Task objective:
Using the material below, copy every line where "eliminated" appears.

Saved data entries:
----------------

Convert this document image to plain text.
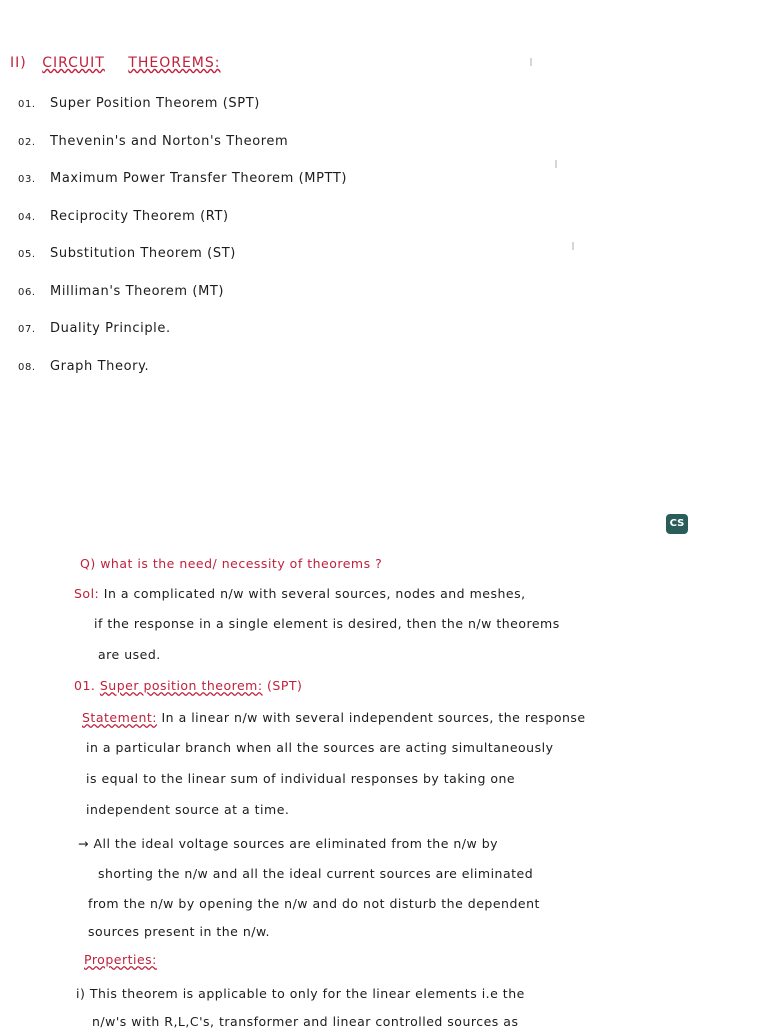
II) CIRCUIT THEOREMS:
01. Super Position Theorem (SPT)
02. Thevenin's and Norton's Theorem
03. Maximum Power Transfer Theorem (MPTT)
04. Reciprocity Theorem (RT)
05. Substitution Theorem (ST)
06. Milliman's Theorem (MT)
07. Duality Principle.
08. Graph Theory.
CS
Q) what is the need/ necessity of theorems ?
Sol: In a complicated n/w with several sources, nodes and meshes,
if the response in a single element is desired, then the n/w theorems
are used.
01. Super position theorem: (SPT)
Statement: In a linear n/w with several independent sources, the response
in a particular branch when all the sources are acting simultaneously
is equal to the linear sum of individual responses by taking one
independent source at a time.
→ All the ideal voltage sources are eliminated from the n/w by
shorting the n/w and all the ideal current sources are eliminated
from the n/w by opening the n/w and do not disturb the dependent
sources present in the n/w.
Properties:
i) This theorem is applicable to only for the linear elements i.e the
n/w's with R,L,C's, transformer and linear controlled sources as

----------------

Finished answer:
→ All the ideal voltage sources are eliminated from the n/w by
shorting the n/w and all the ideal current sources are eliminated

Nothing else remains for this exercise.